**** Text passage ****
# Dogs walked by men are more aggressive



## Kittilicious (Sep 25, 2011)

Dogs being walked by men are four times more likely to threaten and bite other dogs and dogs on a leash are more likely to act aggressively than dogs off the leash.

Dogs Walked by Men Are More Aggressive : Discovery News

*Interesting article. *


----------



## southernfiction (Oct 5, 2011)

Loved the article. Thanks.


----------



## Marnie (Oct 11, 2011)

That's very interesting. I wonder what the percentage of men vs women do the dog walking. If more men walk the family dog while the wife finishes up the housework, that would explain it.


----------



## Jax08 (Feb 13, 2009)

I think it's more likely that men allow dogs to get away with aggressive behavior a bit more than women and also that women are probably more likely to hand off the dog walking of an aggressive dog to their husband.


----------



## Germanshepherdlova (Apr 16, 2011)

I know that my dogs behave more aggressively when my DH walks them because he doesn't think it's such a big deal so he doesn't correct them like I do when they bark at people or growl at other dogs as he walks along with them. He thinks that as long as he has control of them he doesn't have to worry about them behaving menacingly. I, on the other hand, need to get any such ideas out of their mind quick before they start pulling me toward a person or other dog and I loose control of them.


----------



## crackem (Mar 29, 2006)

I think Jax hit the nail on the head.


----------



## martemchik (Nov 23, 2010)

I'm with Jax too, there isn't enough control in an experiment such as this one to make the connection that a dog is more likely to be aggressive if it is walked by a man. I'll admit that I let Rooney get away with a lot more than my girlfriend does, but its because I know that I can pull him away if things get out of line, she on the other hand won't be able to break up a scuffle as easily and will not allow him to say hello to "questionable" dogs. This by no means that Rooney is aggressive, its just that I allow him to be himself and a dog more than she does.

The part about the leashes is very cool though. I already kind of had an incling that they prefer to say hello without leashes and feel much more threatened when one is one them.


----------



## paulag1955 (Jun 29, 2010)

martemchik said:


> ...its just that I allow him to be himself and a dog more than she does.
**** Material to process ****
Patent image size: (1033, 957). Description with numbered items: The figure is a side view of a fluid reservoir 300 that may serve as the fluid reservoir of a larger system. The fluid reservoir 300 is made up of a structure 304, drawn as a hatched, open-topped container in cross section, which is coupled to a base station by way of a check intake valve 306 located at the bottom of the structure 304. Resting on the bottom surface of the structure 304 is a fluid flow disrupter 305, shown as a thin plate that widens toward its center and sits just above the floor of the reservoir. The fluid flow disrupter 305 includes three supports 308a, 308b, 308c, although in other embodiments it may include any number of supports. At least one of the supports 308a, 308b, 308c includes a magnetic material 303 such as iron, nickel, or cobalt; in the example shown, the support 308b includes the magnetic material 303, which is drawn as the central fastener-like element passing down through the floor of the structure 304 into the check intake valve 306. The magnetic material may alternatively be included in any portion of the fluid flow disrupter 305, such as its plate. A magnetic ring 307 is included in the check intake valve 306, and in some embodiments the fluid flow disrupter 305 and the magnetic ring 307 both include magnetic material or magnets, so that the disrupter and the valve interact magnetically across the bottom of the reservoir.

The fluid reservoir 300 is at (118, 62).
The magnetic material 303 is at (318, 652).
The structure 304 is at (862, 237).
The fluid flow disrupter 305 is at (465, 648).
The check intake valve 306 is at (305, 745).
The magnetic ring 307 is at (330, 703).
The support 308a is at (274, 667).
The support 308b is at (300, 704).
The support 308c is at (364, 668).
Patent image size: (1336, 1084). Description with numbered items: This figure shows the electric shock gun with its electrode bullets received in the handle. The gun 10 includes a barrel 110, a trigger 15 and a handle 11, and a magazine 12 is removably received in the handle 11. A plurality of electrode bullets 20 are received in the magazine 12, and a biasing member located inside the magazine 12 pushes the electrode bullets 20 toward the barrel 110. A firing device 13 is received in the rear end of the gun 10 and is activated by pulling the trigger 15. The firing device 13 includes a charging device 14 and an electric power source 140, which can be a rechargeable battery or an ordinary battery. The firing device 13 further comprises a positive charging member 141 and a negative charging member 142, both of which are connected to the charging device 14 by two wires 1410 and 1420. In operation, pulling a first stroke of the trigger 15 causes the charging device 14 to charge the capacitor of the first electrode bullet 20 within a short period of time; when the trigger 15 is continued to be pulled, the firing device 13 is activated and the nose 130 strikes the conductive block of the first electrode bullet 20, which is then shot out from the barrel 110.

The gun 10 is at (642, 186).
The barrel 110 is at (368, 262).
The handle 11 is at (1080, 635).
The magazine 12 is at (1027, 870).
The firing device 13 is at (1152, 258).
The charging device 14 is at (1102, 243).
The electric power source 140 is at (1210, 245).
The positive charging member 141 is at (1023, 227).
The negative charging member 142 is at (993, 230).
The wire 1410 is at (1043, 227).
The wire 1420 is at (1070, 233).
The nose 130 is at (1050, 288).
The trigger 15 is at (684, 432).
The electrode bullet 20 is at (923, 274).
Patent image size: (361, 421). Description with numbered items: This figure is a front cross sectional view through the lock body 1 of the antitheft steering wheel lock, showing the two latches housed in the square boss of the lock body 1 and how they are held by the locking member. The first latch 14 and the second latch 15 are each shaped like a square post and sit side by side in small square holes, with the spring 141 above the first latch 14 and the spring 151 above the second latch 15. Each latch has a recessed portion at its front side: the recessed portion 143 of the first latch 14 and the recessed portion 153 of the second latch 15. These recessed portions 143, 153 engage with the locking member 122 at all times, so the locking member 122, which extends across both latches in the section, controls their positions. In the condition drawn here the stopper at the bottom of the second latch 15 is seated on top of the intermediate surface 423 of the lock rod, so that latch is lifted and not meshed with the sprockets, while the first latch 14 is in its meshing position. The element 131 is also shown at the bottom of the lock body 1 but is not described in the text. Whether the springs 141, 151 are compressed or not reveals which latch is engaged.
****
What to do
**1.** In the forum thread about dog walking, how much more likely are dogs walked by men to threaten and bite other dogs?
**2.** Write out the rows word for word, from the very first row up to and including the line with "The magnetic ring 307 is at (330, 703).".

Answer list
**1.** Four times more likely.

**2.**
Patent image size: (1033, 957). Description with numbered items: The figure is a side view of a fluid reservoir 300 that may serve as the fluid reservoir of a larger system. The fluid reservoir 300 is made up of a structure 304, drawn as a hatched, open-topped container in cross section, which is coupled to a base station by way of a check intake valve 306 located at the bottom of the structure 304. Resting on the bottom surface of the structure 304 is a fluid flow disrupter 305, shown as a thin plate that widens toward its center and sits just above the floor of the reservoir. The fluid flow disrupter 305 includes three supports 308a, 308b, 308c, although in other embodiments it may include any number of supports. At least one of the supports 308a, 308b, 308c includes a magnetic material 303 such as iron, nickel, or cobalt; in the example shown, the support 308b includes the magnetic material 303, which is drawn as the central fastener-like element passing down through the floor of the structure 304 into the check intake valve 306. The magnetic material may alternatively be included in any portion of the fluid flow disrupter 305, such as its plate. A magnetic ring 307 is included in the check intake valve 306, and in some embodiments the fluid flow disrupter 305 and the magnetic ring 307 both include magnetic material or magnets, so that the disrupter and the valve interact magnetically across the bottom of the reservoir.

The fluid reservoir 300 is at (118, 62).
The magnetic material 303 is at (318, 652).
The structure 304 is at (862, 237).
The fluid flow disrupter 305 is at (465, 648).
The check intake valve 306 is at (305, 745).
The magnetic ring 307 is at (330, 703).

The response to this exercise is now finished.